## MATERIAL PROVIDED
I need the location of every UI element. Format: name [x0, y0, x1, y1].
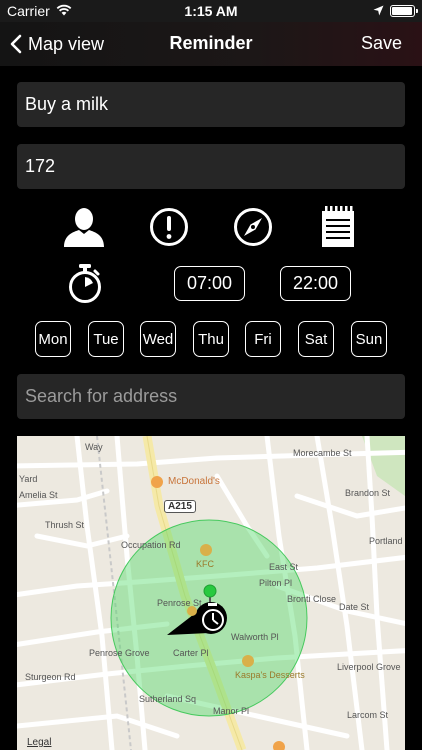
page-title: Reminder [169, 33, 253, 53]
street-label: Pilton Pl [259, 578, 293, 588]
street-label: Morecambe St [293, 448, 352, 458]
street-label: Liverpool Grove [337, 662, 401, 672]
exclamation-icon[interactable] [148, 206, 190, 248]
end-time-button[interactable]: 22:00 [280, 266, 351, 301]
street-label: Manor Pl [213, 706, 250, 716]
battery-icon [390, 5, 418, 17]
street-label: Portland St [369, 536, 405, 546]
status-time: 1:15 AM [184, 3, 238, 19]
poi-kfc: KFC [196, 559, 214, 569]
map-view[interactable]: McDonald's A215 KFC Kaspa's Desserts Thr… [17, 436, 405, 750]
street-label: Penrose Grove [89, 648, 150, 658]
street-label: Larcom St [347, 710, 389, 720]
street-label: Walworth Pl [231, 632, 279, 642]
street-label: Brandon St [345, 488, 391, 498]
poi-mcdonalds: McDonald's [168, 476, 220, 487]
street-label: Occupation Rd [121, 540, 181, 550]
day-button-tue[interactable]: Tue [88, 321, 124, 357]
road-badge: A215 [164, 500, 196, 513]
day-button-thu[interactable]: Thu [193, 321, 229, 357]
stopwatch-icon[interactable] [66, 264, 104, 304]
street-label: Sturgeon Rd [25, 672, 76, 682]
reminder-title-input[interactable] [17, 82, 405, 127]
status-bar: Carrier 1:15 AM [0, 0, 422, 22]
day-button-mon[interactable]: Mon [35, 321, 71, 357]
street-label: Bronti Close [287, 594, 337, 604]
radius-input[interactable] [17, 144, 405, 189]
save-button[interactable]: Save [361, 33, 402, 54]
notepad-icon[interactable] [319, 205, 357, 249]
compass-icon[interactable] [232, 206, 274, 248]
start-time-button[interactable]: 07:00 [174, 266, 245, 301]
address-search-input[interactable] [17, 374, 405, 419]
day-button-sat[interactable]: Sat [298, 321, 334, 357]
street-label: Date St [339, 602, 370, 612]
street-label: Thrush St [45, 520, 85, 530]
street-label: East St [269, 562, 299, 572]
street-label: Amelia St [19, 490, 58, 500]
street-label: Carter Pl [173, 648, 209, 658]
street-label: Penrose St [157, 598, 202, 608]
location-arrow-icon [373, 5, 384, 16]
person-icon[interactable] [62, 205, 106, 249]
navigation-bar: Map view Reminder Save [0, 22, 422, 66]
day-button-sun[interactable]: Sun [351, 321, 387, 357]
day-button-wed[interactable]: Wed [140, 321, 176, 357]
street-label: Yard [19, 474, 38, 484]
poi-kaspas-desserts: Kaspa's Desserts [235, 670, 305, 680]
street-label: Sutherland Sq [139, 694, 197, 704]
map-legal-link[interactable]: Legal [27, 737, 51, 748]
day-button-fri[interactable]: Fri [245, 321, 281, 357]
street-label: Way [85, 442, 103, 452]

## YOUR TASK
Rewrite all of the data above, changing every "street-label" to "street-name" and keeping everything else as it is. Leave the pictures out.

## OUTPUT OF THE EXERCISE
I need the location of every UI element. Format: name [x0, y0, x1, y1].
page-title: Reminder [169, 33, 253, 53]
street-name: Pilton Pl [259, 578, 293, 588]
street-name: Morecambe St [293, 448, 352, 458]
street-name: Liverpool Grove [337, 662, 401, 672]
exclamation-icon[interactable] [148, 206, 190, 248]
end-time-button[interactable]: 22:00 [280, 266, 351, 301]
street-name: Manor Pl [213, 706, 250, 716]
battery-icon [390, 5, 418, 17]
street-name: Portland St [369, 536, 405, 546]
status-time: 1:15 AM [184, 3, 238, 19]
poi-kfc: KFC [196, 559, 214, 569]
map-view[interactable]: McDonald's A215 KFC Kaspa's Desserts Thr… [17, 436, 405, 750]
street-name: Penrose Grove [89, 648, 150, 658]
street-name: Larcom St [347, 710, 389, 720]
street-name: Walworth Pl [231, 632, 279, 642]
street-name: Brandon St [345, 488, 391, 498]
poi-mcdonalds: McDonald's [168, 476, 220, 487]
street-name: Occupation Rd [121, 540, 181, 550]
day-button-tue[interactable]: Tue [88, 321, 124, 357]
road-badge: A215 [164, 500, 196, 513]
day-button-thu[interactable]: Thu [193, 321, 229, 357]
stopwatch-icon[interactable] [66, 264, 104, 304]
street-name: Sturgeon Rd [25, 672, 76, 682]
reminder-title-input[interactable] [17, 82, 405, 127]
status-bar: Carrier 1:15 AM [0, 0, 422, 22]
day-button-mon[interactable]: Mon [35, 321, 71, 357]
street-name: Bronti Close [287, 594, 337, 604]
radius-input[interactable] [17, 144, 405, 189]
save-button[interactable]: Save [361, 33, 402, 54]
notepad-icon[interactable] [319, 205, 357, 249]
compass-icon[interactable] [232, 206, 274, 248]
start-time-button[interactable]: 07:00 [174, 266, 245, 301]
address-search-input[interactable] [17, 374, 405, 419]
day-button-sat[interactable]: Sat [298, 321, 334, 357]
street-name: Date St [339, 602, 370, 612]
street-name: Thrush St [45, 520, 85, 530]
street-name: East St [269, 562, 299, 572]
street-name: Amelia St [19, 490, 58, 500]
street-name: Carter Pl [173, 648, 209, 658]
street-name: Penrose St [157, 598, 202, 608]
location-arrow-icon [373, 5, 384, 16]
person-icon[interactable] [62, 205, 106, 249]
navigation-bar: Map view Reminder Save [0, 22, 422, 66]
day-button-sun[interactable]: Sun [351, 321, 387, 357]
day-button-wed[interactable]: Wed [140, 321, 176, 357]
street-name: Yard [19, 474, 38, 484]
poi-kaspas-desserts: Kaspa's Desserts [235, 670, 305, 680]
street-name: Sutherland Sq [139, 694, 197, 704]
map-legal-link[interactable]: Legal [27, 737, 51, 748]
day-button-fri[interactable]: Fri [245, 321, 281, 357]
street-name: Way [85, 442, 103, 452]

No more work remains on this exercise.